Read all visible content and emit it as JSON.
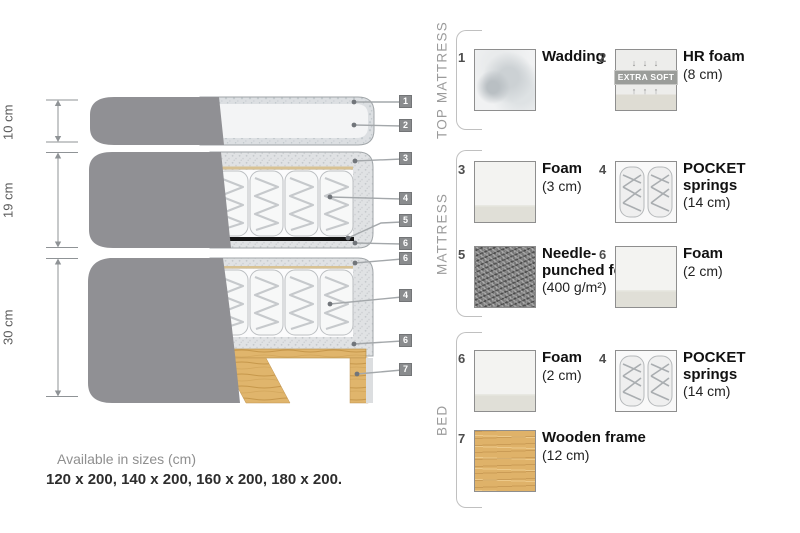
{
  "colors": {
    "cover_gray": "#909094",
    "foam_speckle": "#e0e2e4",
    "wadding_speckle": "#dcdfe2",
    "tan_layer": "#d8c294",
    "felt_black": "#141414",
    "wood": "#dfb269",
    "tag_gray": "#8a8c8e",
    "text_gray": "#9b9b9b"
  },
  "diagram": {
    "sections": [
      {
        "name": "top-mattress",
        "dimension": "10 cm"
      },
      {
        "name": "mattress",
        "dimension": "19 cm"
      },
      {
        "name": "bed",
        "dimension": "30 cm"
      }
    ],
    "tags": [
      "1",
      "2",
      "3",
      "4",
      "5",
      "6",
      "6",
      "4",
      "6",
      "7"
    ]
  },
  "legend": {
    "groups": [
      {
        "label": "TOP MATTRESS",
        "items": [
          {
            "num": "1",
            "name": "Wadding",
            "size": ""
          },
          {
            "num": "2",
            "name": "HR foam",
            "size": "(8 cm)",
            "badge": "EXTRA SOFT",
            "arrows_down": "↓ ↓ ↓",
            "arrows_up": "↑ ↑ ↑"
          }
        ]
      },
      {
        "label": "MATTRESS",
        "items": [
          {
            "num": "3",
            "name": "Foam",
            "size": "(3 cm)"
          },
          {
            "num": "4",
            "name": "POCKET springs",
            "size": "(14 cm)"
          },
          {
            "num": "5",
            "name": "Needle-punched felt",
            "size": "(400 g/m²)"
          },
          {
            "num": "6",
            "name": "Foam",
            "size": "(2 cm)"
          }
        ]
      },
      {
        "label": "BED",
        "items": [
          {
            "num": "6",
            "name": "Foam",
            "size": "(2 cm)"
          },
          {
            "num": "4",
            "name": "POCKET springs",
            "size": "(14 cm)"
          },
          {
            "num": "7",
            "name": "Wooden frame",
            "size": "(12 cm)"
          }
        ]
      }
    ]
  },
  "footer": {
    "line1": "Available in sizes (cm)",
    "line2": "120 x 200, 140 x 200, 160 x 200, 180 x 200."
  }
}
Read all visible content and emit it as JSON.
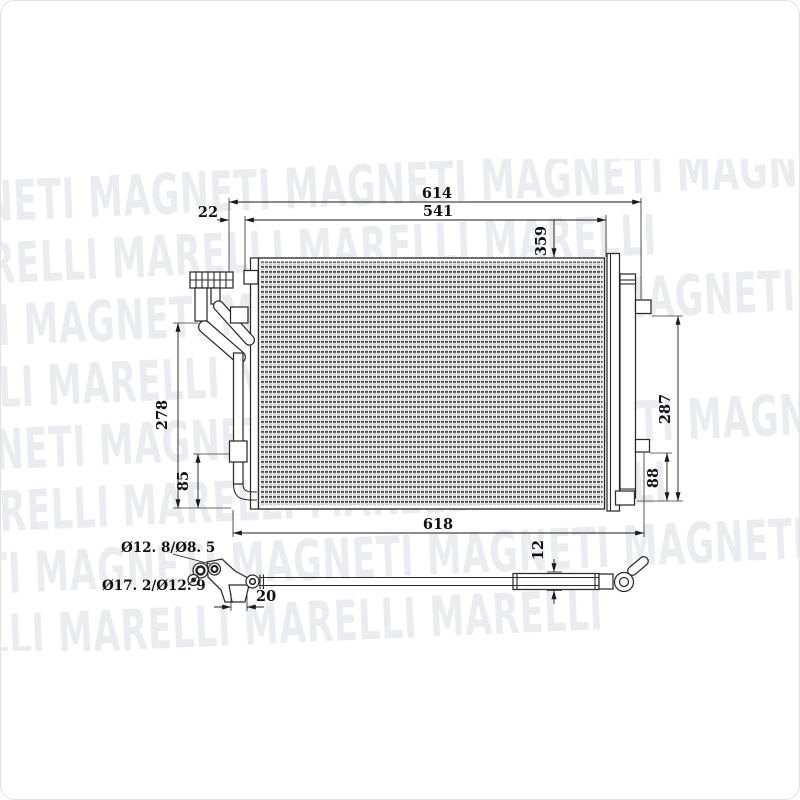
{
  "watermark": {
    "brand": "MAGNETI MARELLI",
    "rows": [
      "MAGNETI MAGNETI MAGNETI MAGNETI MAGNETI",
      "MARELLI MARELLI MARELLI MARELLI MARELLI",
      "MAGNETI MAGNETI MAGNETI MAGNETI MAGNETI",
      "MARELLI MARELLI MARELLI MARELLI MARELLI",
      "MAGNETI MAGNETI MAGNETI MAGNETI MAGNETI",
      "MARELLI MARELLI MARELLI MARELLI MARELLI",
      "MAGNETI MAGNETI MAGNETI MAGNETI MAGNETI",
      "MARELLI MARELLI MARELLI MARELLI MARELLI"
    ]
  },
  "dims": {
    "d614": "614",
    "d541": "541",
    "d22": "22",
    "d359": "359",
    "d278": "278",
    "d85": "85",
    "d287": "287",
    "d88": "88",
    "d618": "618",
    "d12": "12",
    "d20": "20",
    "dia_top": "Ø12. 8/Ø8. 5",
    "dia_bottom": "Ø17. 2/Ø12. 9"
  }
}
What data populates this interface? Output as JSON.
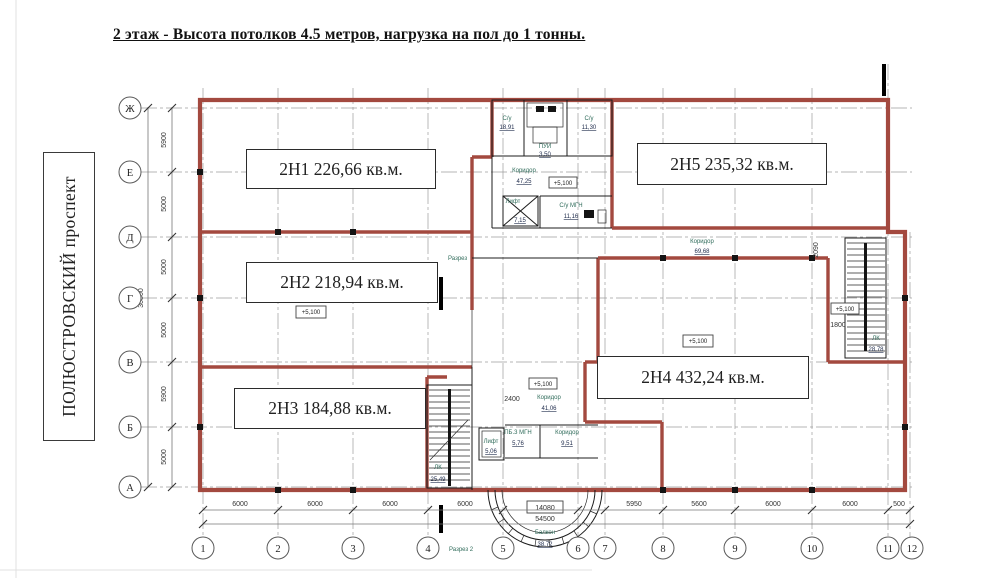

##########

§ AIM
Exclude the pictures, and transcribe all of the material exactly.

§ FULL OUTPUT
Read all visible content and emit it as JSON.
{
  "colors": {
    "cover_gray": "#909094",
    "foam_speckle": "#e0e2e4",
    "wadding_speckle": "#dcdfe2",
    "tan_layer": "#d8c294",
    "felt_black": "#141414",
    "wood": "#dfb269",
    "tag_gray": "#8a8c8e",
    "text_gray": "#9b9b9b"
  },
  "diagram": {
    "sections": [
      {
        "name": "top-mattress",
        "dimension": "10 cm"
      },
      {
        "name": "mattress",
        "dimension": "19 cm"
      },
      {
        "name": "bed",
        "dimension": "30 cm"
      }
    ],
    "tags": [
      "1",
      "2",
      "3",
      "4",
      "5",
      "6",
      "6",
      "4",
      "6",
      "7"
    ]
  },
  "legend": {
    "groups": [
      {
        "label": "TOP MATTRESS",
        "items": [
          {
            "num": "1",
            "name": "Wadding",
            "size": ""
          },
          {
            "num": "2",
            "name": "HR foam",
            "size": "(8 cm)",
            "badge": "EXTRA SOFT",
            "arrows_down": "↓ ↓ ↓",
            "arrows_up": "↑ ↑ ↑"
          }
        ]
      },
      {
        "label": "MATTRESS",
        "items": [
          {
            "num": "3",
            "name": "Foam",
            "size": "(3 cm)"
          },
          {
            "num": "4",
            "name": "POCKET springs",
            "size": "(14 cm)"
          },
          {
            "num": "5",
            "name": "Needle-punched felt",
            "size": "(400 g/m²)"
          },
          {
            "num": "6",
            "name": "Foam",
            "size": "(2 cm)"
          }
        ]
      },
      {
        "label": "BED",
        "items": [
          {
            "num": "6",
            "name": "Foam",
            "size": "(2 cm)"
          },
          {
            "num": "4",
            "name": "POCKET springs",
            "size": "(14 cm)"
          },
          {
            "num": "7",
            "name": "Wooden frame",
            "size": "(12 cm)"
          }
        ]
      }
    ]
  },
  "footer": {
    "line1": "Available in sizes (cm)",
    "line2": "120 x 200, 140 x 200, 160 x 200, 180 x 200."
  }
}
Read all visible content and emit it as JSON.
{
  "watermark": {
    "brand": "MAGNETI MARELLI",
    "rows": [
      "MAGNETI MAGNETI MAGNETI MAGNETI MAGNETI",
      "MARELLI MARELLI MARELLI MARELLI MARELLI",
      "MAGNETI MAGNETI MAGNETI MAGNETI MAGNETI",
      "MARELLI MARELLI MARELLI MARELLI MARELLI",
      "MAGNETI MAGNETI MAGNETI MAGNETI MAGNETI",
      "MARELLI MARELLI MARELLI MARELLI MARELLI",
      "MAGNETI MAGNETI MAGNETI MAGNETI MAGNETI",
      "MARELLI MARELLI MARELLI MARELLI MARELLI"
    ]
  },
  "dims": {
    "d614": "614",
    "d541": "541",
    "d22": "22",
    "d359": "359",
    "d278": "278",
    "d85": "85",
    "d287": "287",
    "d88": "88",
    "d618": "618",
    "d12": "12",
    "d20": "20",
    "dia_top": "Ø12. 8/Ø8. 5",
    "dia_bottom": "Ø17. 2/Ø12. 9"
  }
}
What data populates this interface? Output as JSON.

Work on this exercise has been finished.